▶ _Stated problem_
Pull each line holding the word "Psittacula" from the data.

▶ _Data for this task_

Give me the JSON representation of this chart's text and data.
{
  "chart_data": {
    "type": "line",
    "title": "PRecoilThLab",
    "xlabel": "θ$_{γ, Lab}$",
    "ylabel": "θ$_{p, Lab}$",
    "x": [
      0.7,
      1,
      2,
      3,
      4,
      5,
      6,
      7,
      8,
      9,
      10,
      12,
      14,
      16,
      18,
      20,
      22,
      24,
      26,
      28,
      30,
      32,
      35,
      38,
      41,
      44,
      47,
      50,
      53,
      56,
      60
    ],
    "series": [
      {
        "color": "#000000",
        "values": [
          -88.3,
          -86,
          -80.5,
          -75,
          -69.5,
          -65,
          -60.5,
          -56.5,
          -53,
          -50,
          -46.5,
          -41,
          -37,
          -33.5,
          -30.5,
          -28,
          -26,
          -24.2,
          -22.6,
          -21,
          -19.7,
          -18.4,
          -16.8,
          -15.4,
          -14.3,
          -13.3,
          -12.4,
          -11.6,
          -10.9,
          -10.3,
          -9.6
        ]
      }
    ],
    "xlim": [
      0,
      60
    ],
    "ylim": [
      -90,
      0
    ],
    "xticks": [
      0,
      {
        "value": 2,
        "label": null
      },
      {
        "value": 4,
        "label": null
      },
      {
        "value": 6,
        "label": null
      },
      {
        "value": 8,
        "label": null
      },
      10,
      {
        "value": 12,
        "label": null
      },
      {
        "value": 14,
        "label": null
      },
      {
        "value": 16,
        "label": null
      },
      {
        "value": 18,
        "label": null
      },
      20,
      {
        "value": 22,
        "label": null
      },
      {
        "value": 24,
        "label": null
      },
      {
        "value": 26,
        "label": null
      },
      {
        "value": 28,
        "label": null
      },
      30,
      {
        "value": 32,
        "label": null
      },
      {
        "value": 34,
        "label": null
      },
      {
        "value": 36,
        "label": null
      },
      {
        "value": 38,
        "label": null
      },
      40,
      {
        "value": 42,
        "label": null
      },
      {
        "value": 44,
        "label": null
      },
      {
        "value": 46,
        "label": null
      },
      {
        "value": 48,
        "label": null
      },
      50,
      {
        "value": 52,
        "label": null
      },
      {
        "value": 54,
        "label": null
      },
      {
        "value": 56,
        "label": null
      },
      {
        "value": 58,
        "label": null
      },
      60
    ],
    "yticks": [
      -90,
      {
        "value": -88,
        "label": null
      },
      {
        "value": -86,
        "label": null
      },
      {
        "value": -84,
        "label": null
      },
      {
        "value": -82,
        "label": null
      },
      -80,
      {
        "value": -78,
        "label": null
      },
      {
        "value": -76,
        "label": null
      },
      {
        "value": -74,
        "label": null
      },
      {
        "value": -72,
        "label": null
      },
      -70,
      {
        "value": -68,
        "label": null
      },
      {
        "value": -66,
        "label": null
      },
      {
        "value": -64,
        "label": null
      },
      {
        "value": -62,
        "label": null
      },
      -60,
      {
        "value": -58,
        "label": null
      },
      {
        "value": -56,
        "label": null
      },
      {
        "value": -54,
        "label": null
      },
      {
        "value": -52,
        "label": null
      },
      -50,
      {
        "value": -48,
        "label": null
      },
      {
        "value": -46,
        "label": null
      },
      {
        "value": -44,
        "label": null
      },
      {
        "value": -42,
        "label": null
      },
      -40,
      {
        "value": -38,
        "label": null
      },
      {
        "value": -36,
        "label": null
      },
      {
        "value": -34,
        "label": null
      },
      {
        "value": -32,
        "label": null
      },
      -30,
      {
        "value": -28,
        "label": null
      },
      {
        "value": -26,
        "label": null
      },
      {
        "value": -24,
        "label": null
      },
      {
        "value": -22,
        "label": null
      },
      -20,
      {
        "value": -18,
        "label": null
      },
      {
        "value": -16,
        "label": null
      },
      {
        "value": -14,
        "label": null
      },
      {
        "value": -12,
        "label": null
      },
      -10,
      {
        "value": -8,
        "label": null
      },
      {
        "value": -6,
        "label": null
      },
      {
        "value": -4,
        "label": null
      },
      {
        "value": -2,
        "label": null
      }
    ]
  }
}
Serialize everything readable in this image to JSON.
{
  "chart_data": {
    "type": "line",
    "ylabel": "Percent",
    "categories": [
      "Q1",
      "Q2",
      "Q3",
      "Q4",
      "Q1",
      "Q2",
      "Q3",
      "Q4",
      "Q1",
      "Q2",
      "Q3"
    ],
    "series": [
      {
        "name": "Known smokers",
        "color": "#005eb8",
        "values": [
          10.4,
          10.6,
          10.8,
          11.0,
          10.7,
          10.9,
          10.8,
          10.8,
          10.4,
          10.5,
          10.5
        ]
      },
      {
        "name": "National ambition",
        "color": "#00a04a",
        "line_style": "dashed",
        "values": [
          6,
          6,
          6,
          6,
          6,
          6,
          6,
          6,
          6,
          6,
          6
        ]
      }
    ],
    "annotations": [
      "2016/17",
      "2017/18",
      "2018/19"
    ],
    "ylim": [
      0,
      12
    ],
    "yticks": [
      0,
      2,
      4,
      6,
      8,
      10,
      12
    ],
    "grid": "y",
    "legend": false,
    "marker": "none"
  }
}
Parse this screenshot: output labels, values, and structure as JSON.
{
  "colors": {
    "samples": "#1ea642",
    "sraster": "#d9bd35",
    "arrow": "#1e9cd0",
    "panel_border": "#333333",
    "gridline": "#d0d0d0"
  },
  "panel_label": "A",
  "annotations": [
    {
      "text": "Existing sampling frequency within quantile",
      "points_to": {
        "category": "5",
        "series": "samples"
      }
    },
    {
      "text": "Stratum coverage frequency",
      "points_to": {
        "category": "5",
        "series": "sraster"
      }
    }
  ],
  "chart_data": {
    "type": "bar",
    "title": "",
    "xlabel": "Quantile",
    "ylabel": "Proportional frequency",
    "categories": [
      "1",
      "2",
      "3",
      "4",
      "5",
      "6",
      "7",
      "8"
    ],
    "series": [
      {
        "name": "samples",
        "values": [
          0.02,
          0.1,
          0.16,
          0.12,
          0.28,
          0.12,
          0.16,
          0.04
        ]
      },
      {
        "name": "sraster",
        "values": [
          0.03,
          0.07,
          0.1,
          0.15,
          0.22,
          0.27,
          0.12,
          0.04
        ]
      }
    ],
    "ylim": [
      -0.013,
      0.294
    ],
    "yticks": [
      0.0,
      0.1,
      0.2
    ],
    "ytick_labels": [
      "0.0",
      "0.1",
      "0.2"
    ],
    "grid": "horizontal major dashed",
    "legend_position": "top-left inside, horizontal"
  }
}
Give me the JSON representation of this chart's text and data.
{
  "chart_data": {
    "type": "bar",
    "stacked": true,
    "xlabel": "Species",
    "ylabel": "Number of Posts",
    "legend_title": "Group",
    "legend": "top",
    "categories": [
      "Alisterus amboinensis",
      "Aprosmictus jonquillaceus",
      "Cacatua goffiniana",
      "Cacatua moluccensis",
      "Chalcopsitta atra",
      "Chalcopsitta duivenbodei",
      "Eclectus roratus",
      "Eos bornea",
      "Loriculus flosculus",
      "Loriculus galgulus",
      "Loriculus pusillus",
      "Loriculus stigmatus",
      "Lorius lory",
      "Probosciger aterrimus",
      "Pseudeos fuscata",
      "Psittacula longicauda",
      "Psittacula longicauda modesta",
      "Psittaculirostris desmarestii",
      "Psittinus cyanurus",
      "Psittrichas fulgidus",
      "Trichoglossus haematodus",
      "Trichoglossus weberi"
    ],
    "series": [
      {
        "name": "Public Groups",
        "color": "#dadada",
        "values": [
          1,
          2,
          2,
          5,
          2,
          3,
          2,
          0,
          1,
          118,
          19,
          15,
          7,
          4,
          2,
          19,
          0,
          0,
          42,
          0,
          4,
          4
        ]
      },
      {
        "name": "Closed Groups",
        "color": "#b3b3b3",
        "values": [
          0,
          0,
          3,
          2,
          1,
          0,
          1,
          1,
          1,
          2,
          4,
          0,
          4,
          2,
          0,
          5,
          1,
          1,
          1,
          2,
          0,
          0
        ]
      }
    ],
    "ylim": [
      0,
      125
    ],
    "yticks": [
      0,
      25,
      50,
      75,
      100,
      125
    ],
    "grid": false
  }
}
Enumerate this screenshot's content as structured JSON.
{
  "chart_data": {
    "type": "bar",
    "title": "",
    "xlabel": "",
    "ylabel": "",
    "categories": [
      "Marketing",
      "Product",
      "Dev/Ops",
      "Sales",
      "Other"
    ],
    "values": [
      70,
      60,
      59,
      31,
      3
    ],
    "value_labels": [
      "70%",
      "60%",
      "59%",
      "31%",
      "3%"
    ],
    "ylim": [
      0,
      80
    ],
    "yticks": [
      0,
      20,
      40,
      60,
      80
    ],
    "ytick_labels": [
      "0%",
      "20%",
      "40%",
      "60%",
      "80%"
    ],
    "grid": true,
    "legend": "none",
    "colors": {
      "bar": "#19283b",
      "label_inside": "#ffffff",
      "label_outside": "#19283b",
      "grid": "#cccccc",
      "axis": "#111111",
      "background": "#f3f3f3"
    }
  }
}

▶ _Correct output_
      "Psittacula longicauda",
      "Psittacula longicauda modesta",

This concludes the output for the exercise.